- **TEXTE FOURNI**
━━━━━━━━━━━━━━━━

Détachements stratégiques

La nature des détachements internationaux a considérablement évolué au cours des deux dernières décennies. « Aujourd’hui, le statut d’expatrié est principalement utilisé pour des destinations difficiles et moins évidentes », explique Erik. « Je constate cette tendance dans ma propre carrière. Je me suis spécialisé dans des régions où la mobilité internationale est loin d’être évidente, des pays où la protection sociale est limitée et où les opportunités pour les professionnels étrangers sont rares, comme la Mongolie ou le Sri Lanka. » Dans de tels contextes, un contrat d’expatrié est souvent le seul moyen d’attirer une expertise étrangère. Mais le système a ses limites. Parmi les obstacles les plus courants : la situation du partenaire, qui n’obtient pas de permis de travail dans beaucoup de ces pays. « Pour les couples à double revenu, c’est un obstacle presque insurmontable. Il s’agit d’un défi structurel qui met sans cesse sous pression la mobilité internationale. »

━━━━━━━━━━━━━━━━

- **DONNÉES ENREGISTRÉES**
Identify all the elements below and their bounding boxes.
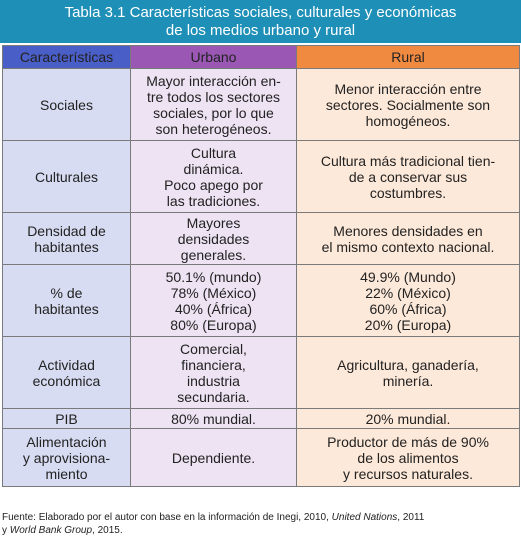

━━━━━━━━━━━━━━━━

- **CONSIGNE**
À partir du texte sur les détachements internationaux, répondez brièvement à chaque question :
(a) Pour quel type de destinations le statut d'expatrié est-il principalement utilisé aujourd'hui, selon Erik ?
(b) Quels deux pays Erik mentionne-t-il comme exemples des régions où il s'est spécialisé ?
(c) Quel obstacle rencontre le partenaire dans beaucoup de ces pays ?

- **RÉPONSE ATTENDUE**
(a) Des destinations difficiles et moins évidentes.
(b) La Mongolie et le Sri Lanka.
(c) Il n'obtient pas de permis de travail.